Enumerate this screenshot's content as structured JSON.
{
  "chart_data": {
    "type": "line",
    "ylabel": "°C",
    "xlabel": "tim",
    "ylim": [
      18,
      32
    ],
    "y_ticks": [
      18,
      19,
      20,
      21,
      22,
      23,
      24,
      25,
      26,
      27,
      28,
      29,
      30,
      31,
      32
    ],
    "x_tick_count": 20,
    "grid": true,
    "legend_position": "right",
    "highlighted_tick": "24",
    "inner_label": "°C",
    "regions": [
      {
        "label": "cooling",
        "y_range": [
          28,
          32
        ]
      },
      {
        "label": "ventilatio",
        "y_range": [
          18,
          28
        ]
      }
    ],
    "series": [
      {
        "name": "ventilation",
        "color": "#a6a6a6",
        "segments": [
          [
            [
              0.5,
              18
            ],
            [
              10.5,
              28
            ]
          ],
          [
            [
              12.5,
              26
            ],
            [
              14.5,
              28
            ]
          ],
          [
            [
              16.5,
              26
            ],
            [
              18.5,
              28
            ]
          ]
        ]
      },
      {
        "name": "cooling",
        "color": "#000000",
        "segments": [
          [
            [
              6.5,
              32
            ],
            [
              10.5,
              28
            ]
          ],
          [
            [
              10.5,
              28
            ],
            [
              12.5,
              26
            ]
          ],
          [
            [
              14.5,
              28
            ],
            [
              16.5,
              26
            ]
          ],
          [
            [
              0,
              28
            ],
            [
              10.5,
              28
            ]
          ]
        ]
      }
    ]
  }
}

* * *

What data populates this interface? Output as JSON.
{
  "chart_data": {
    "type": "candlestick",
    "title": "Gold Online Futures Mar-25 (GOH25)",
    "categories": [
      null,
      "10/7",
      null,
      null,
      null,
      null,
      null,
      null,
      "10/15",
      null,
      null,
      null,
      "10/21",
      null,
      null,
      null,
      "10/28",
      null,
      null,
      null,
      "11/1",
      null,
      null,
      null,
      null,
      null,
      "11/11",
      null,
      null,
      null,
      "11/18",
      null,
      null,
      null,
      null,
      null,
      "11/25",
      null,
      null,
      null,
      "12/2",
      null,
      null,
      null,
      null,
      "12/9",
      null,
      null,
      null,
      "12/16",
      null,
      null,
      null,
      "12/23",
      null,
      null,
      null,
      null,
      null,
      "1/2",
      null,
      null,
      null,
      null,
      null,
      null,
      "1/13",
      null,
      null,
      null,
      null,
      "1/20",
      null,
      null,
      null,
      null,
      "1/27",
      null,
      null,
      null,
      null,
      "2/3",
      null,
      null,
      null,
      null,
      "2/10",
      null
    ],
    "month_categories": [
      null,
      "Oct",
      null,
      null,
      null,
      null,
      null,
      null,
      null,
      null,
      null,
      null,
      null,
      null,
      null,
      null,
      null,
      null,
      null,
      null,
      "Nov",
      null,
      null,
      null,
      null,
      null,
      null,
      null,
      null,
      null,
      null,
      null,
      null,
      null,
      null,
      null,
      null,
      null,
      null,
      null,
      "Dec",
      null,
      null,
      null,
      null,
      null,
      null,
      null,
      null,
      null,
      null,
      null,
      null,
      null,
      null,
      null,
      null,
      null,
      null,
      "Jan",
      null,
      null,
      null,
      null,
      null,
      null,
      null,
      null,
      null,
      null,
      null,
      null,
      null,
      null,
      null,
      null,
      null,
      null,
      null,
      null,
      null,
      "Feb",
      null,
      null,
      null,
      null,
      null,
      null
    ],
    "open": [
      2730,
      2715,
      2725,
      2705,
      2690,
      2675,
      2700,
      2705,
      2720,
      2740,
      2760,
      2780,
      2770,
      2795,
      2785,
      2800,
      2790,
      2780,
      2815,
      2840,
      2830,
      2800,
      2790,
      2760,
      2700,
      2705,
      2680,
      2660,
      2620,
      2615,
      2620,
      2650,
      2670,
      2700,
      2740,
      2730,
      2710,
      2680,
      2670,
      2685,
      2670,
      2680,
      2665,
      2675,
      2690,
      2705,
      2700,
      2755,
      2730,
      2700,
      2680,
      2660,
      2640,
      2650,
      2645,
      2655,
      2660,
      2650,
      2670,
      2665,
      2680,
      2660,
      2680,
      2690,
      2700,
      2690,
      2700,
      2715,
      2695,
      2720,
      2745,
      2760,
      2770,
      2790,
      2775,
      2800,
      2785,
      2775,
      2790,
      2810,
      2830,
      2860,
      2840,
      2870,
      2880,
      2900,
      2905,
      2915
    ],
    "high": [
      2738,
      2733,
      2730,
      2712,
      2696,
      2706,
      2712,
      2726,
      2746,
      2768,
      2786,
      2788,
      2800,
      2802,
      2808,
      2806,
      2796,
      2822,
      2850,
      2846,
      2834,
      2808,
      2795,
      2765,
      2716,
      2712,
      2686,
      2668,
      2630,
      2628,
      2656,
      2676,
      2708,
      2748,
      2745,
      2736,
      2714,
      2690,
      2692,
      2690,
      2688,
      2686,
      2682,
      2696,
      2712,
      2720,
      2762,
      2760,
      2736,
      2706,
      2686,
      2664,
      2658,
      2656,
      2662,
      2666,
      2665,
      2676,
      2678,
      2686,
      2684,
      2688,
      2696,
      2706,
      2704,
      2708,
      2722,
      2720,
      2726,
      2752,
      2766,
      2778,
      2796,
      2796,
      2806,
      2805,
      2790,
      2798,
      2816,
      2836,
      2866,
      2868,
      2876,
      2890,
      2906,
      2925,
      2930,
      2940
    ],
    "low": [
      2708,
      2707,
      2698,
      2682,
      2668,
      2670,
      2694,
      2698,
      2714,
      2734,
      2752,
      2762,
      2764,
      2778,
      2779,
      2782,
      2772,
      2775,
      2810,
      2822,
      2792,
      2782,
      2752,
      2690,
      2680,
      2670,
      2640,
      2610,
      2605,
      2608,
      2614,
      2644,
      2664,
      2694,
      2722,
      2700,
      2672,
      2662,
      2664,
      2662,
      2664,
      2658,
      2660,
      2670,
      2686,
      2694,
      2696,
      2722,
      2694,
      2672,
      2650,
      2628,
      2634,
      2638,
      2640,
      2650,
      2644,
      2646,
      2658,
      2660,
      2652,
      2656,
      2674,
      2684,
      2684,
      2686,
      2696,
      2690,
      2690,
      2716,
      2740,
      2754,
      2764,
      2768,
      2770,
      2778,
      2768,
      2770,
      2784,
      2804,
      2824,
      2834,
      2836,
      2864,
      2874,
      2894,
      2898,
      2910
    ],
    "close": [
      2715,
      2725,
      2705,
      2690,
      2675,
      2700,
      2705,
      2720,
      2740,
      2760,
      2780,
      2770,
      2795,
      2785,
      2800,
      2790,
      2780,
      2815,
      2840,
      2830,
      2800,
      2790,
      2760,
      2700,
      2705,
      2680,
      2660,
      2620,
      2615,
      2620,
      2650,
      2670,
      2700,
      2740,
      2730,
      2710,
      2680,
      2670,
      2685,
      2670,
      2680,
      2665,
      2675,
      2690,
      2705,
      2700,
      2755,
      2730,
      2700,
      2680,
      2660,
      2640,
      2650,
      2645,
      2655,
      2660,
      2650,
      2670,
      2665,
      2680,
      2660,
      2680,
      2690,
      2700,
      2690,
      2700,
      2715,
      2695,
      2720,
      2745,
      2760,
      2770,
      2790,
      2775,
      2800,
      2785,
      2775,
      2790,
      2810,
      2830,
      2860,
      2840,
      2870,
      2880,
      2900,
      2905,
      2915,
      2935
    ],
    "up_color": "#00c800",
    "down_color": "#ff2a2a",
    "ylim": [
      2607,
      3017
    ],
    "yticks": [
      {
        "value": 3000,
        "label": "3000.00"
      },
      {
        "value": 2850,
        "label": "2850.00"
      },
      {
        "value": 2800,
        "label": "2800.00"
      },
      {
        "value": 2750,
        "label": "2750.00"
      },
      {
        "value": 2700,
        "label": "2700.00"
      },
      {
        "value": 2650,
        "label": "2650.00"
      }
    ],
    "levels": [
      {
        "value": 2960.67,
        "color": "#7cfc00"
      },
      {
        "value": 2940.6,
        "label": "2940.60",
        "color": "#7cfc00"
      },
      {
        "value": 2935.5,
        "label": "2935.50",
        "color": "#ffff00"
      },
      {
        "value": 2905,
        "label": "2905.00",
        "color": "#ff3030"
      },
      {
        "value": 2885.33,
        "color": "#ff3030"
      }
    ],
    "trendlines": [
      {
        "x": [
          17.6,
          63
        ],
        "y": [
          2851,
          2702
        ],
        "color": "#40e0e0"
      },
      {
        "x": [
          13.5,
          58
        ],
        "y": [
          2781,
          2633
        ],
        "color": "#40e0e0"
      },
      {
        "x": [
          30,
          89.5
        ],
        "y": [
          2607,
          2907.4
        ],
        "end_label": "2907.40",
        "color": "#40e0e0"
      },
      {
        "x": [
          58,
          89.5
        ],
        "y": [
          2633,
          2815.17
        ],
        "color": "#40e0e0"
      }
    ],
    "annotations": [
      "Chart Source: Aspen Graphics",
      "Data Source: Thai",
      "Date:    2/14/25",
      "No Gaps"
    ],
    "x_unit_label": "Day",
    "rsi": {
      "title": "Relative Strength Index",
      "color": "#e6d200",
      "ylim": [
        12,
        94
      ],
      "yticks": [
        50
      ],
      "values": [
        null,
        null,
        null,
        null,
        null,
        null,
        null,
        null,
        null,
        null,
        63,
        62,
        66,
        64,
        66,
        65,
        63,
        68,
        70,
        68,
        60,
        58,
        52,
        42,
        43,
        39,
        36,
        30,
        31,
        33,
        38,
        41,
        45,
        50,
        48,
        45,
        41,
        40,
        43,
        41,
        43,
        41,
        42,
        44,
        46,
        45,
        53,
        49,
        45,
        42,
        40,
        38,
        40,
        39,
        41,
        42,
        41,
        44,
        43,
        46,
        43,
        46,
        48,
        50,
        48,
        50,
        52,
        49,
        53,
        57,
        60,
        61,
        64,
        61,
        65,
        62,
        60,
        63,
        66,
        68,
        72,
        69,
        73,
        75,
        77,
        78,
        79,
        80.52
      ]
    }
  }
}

==

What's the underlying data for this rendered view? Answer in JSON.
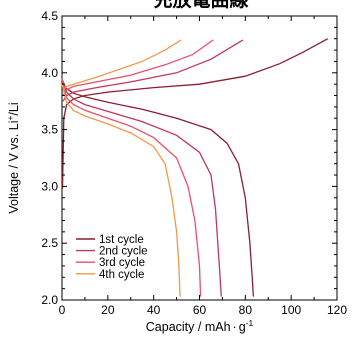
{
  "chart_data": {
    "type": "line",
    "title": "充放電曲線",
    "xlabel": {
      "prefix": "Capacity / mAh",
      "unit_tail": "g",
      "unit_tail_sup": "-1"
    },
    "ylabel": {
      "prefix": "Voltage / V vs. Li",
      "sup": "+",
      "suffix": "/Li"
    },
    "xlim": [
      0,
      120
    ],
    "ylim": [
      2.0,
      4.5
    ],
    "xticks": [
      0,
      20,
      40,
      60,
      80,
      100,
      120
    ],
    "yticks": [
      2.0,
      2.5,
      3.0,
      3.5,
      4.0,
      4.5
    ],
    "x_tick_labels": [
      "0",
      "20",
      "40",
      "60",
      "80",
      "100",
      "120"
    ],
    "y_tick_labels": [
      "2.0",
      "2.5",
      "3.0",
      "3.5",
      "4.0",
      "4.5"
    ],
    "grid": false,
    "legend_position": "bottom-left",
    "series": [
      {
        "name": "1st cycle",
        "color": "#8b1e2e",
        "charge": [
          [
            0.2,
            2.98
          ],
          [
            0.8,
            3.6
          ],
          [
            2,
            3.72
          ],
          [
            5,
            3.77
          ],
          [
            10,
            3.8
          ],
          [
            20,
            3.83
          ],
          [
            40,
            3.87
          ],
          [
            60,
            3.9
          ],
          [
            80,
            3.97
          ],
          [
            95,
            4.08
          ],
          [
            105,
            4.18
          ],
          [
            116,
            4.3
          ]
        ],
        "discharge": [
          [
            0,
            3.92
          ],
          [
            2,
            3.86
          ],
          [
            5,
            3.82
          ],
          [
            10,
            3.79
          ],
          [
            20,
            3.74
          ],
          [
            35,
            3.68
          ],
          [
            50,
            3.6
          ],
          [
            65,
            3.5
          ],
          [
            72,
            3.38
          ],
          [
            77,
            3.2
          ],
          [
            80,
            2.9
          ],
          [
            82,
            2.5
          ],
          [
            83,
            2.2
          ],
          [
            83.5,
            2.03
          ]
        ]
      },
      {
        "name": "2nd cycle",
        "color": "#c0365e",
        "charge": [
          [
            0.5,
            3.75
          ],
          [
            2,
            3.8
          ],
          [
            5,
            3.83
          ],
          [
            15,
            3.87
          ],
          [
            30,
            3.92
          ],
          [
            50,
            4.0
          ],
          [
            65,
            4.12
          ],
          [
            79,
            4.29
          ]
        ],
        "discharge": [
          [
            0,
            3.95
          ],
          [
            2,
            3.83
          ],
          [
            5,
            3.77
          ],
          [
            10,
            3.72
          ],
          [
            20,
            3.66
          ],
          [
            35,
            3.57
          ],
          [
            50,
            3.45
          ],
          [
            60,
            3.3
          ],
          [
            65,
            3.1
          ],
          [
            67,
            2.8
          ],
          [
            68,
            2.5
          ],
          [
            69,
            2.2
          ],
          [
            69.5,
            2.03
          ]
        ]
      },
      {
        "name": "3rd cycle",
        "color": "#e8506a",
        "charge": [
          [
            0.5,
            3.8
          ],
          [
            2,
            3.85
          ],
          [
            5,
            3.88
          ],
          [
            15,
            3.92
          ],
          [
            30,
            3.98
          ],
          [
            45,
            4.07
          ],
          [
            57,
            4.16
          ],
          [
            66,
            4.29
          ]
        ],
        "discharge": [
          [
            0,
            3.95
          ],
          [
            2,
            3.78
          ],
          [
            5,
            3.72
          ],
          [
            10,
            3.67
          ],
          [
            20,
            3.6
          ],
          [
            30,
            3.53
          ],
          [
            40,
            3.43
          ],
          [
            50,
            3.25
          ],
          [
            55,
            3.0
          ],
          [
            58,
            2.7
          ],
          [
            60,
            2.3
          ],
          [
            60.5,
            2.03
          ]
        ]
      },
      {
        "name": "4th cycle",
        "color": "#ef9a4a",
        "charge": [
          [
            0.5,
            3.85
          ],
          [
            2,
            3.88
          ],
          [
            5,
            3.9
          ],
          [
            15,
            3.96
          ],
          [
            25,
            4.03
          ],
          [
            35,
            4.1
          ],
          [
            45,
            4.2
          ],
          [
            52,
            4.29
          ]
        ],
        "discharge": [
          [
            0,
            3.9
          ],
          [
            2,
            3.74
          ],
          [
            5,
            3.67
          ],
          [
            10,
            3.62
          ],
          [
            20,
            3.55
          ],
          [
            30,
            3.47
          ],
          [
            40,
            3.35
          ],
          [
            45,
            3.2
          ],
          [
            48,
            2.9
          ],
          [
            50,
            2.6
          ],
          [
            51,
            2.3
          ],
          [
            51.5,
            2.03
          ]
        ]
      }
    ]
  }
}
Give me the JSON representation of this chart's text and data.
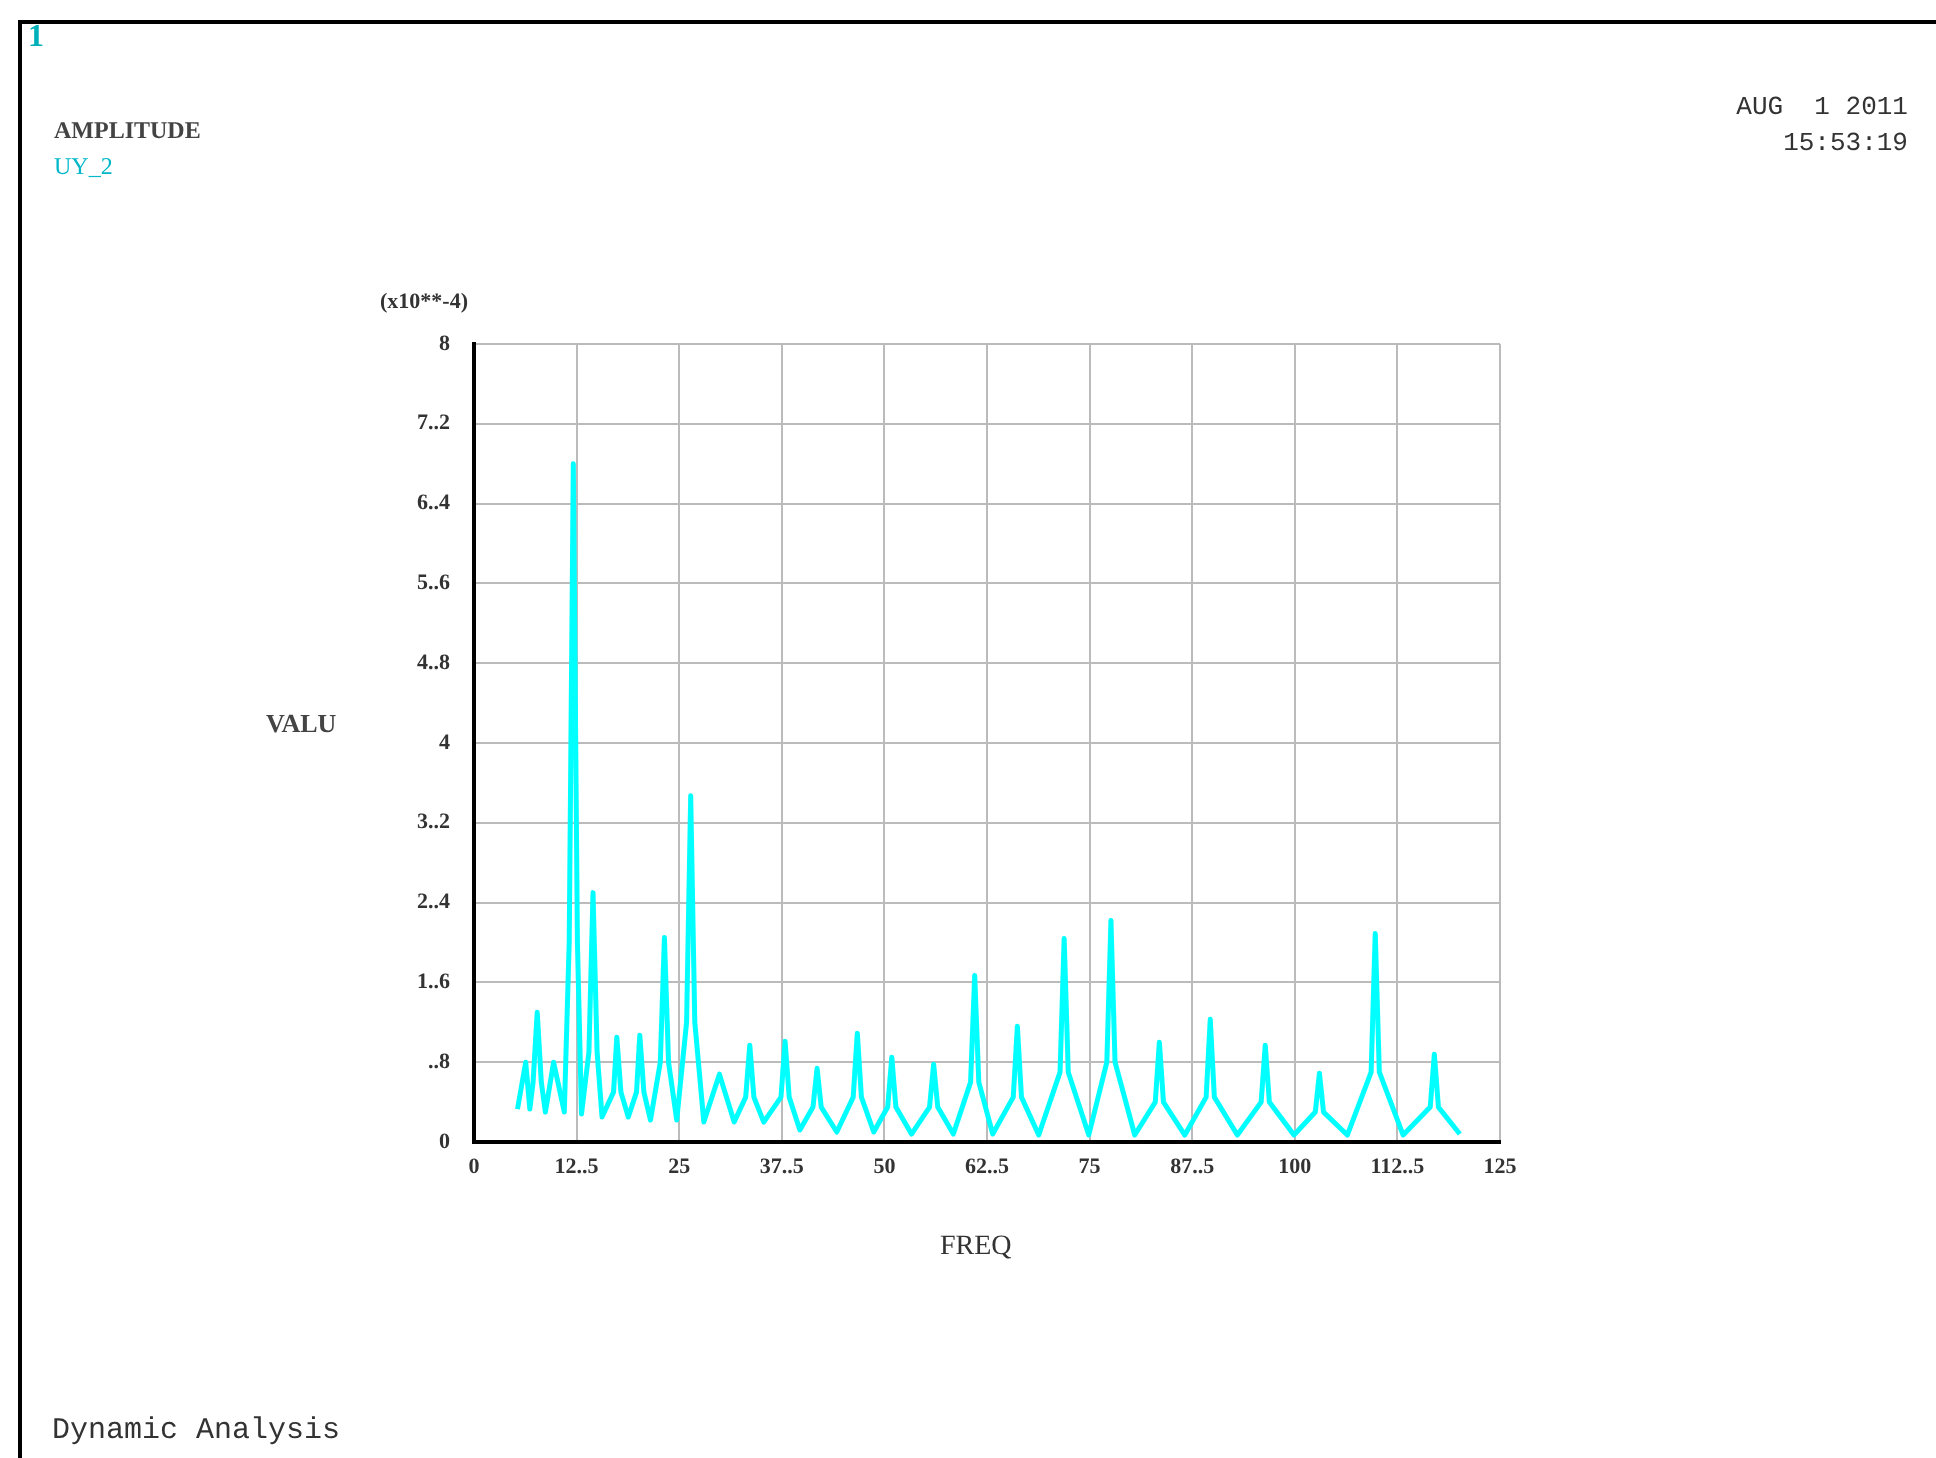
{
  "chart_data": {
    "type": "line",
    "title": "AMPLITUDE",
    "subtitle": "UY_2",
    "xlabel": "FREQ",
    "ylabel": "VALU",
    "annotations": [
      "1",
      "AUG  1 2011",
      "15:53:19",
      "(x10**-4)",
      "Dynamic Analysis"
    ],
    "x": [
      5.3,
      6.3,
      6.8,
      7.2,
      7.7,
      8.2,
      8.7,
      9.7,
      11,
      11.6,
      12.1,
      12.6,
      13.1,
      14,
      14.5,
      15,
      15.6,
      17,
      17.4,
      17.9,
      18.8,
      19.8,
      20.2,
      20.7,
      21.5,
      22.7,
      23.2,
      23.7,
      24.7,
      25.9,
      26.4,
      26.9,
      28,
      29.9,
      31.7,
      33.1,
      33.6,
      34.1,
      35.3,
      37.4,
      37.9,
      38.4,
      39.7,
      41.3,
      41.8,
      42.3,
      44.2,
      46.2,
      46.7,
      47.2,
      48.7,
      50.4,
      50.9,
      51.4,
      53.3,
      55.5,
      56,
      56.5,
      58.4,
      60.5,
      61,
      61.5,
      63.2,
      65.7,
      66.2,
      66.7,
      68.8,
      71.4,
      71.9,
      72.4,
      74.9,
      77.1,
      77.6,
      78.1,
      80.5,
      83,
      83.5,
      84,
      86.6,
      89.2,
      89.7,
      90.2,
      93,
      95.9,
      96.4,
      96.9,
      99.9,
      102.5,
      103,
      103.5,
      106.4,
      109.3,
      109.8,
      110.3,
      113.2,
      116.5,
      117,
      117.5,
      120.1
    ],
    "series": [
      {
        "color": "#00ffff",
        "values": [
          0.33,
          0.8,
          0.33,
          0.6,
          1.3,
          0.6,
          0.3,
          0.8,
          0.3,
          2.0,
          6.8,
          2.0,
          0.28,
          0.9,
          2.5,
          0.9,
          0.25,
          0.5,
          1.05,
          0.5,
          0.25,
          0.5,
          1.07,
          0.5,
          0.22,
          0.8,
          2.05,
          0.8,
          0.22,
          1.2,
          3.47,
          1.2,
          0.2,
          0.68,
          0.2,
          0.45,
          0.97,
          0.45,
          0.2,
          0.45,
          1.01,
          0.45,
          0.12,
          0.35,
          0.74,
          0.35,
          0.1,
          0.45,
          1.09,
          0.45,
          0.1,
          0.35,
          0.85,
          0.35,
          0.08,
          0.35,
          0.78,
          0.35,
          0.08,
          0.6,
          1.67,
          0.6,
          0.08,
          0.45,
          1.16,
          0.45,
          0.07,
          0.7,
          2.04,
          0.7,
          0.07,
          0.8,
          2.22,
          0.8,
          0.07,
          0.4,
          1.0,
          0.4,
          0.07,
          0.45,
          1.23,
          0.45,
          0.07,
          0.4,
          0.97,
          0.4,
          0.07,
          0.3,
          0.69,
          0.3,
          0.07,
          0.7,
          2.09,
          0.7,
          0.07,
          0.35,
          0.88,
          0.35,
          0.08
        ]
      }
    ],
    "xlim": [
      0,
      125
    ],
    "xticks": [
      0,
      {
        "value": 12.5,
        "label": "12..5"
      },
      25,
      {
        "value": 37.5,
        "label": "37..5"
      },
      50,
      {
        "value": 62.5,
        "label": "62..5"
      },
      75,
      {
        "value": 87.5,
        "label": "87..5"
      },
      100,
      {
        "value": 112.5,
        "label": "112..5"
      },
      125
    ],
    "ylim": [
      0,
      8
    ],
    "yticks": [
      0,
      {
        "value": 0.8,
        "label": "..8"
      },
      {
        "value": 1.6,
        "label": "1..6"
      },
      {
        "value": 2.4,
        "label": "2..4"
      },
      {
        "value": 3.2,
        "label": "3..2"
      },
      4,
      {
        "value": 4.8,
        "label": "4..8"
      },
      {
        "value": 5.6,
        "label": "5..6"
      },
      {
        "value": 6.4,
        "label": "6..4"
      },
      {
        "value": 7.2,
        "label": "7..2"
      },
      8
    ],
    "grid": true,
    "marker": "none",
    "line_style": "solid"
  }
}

Exercise prompt: Show every line from the entries above in which the word "JSON" appears.

Task solution:
Enumerate this screenshot's content as structured JSON.
What data populates this interface? Output as JSON.
What's the underlying data for this rendered view? Answer in JSON.
Give me the JSON representation of this chart's text and data.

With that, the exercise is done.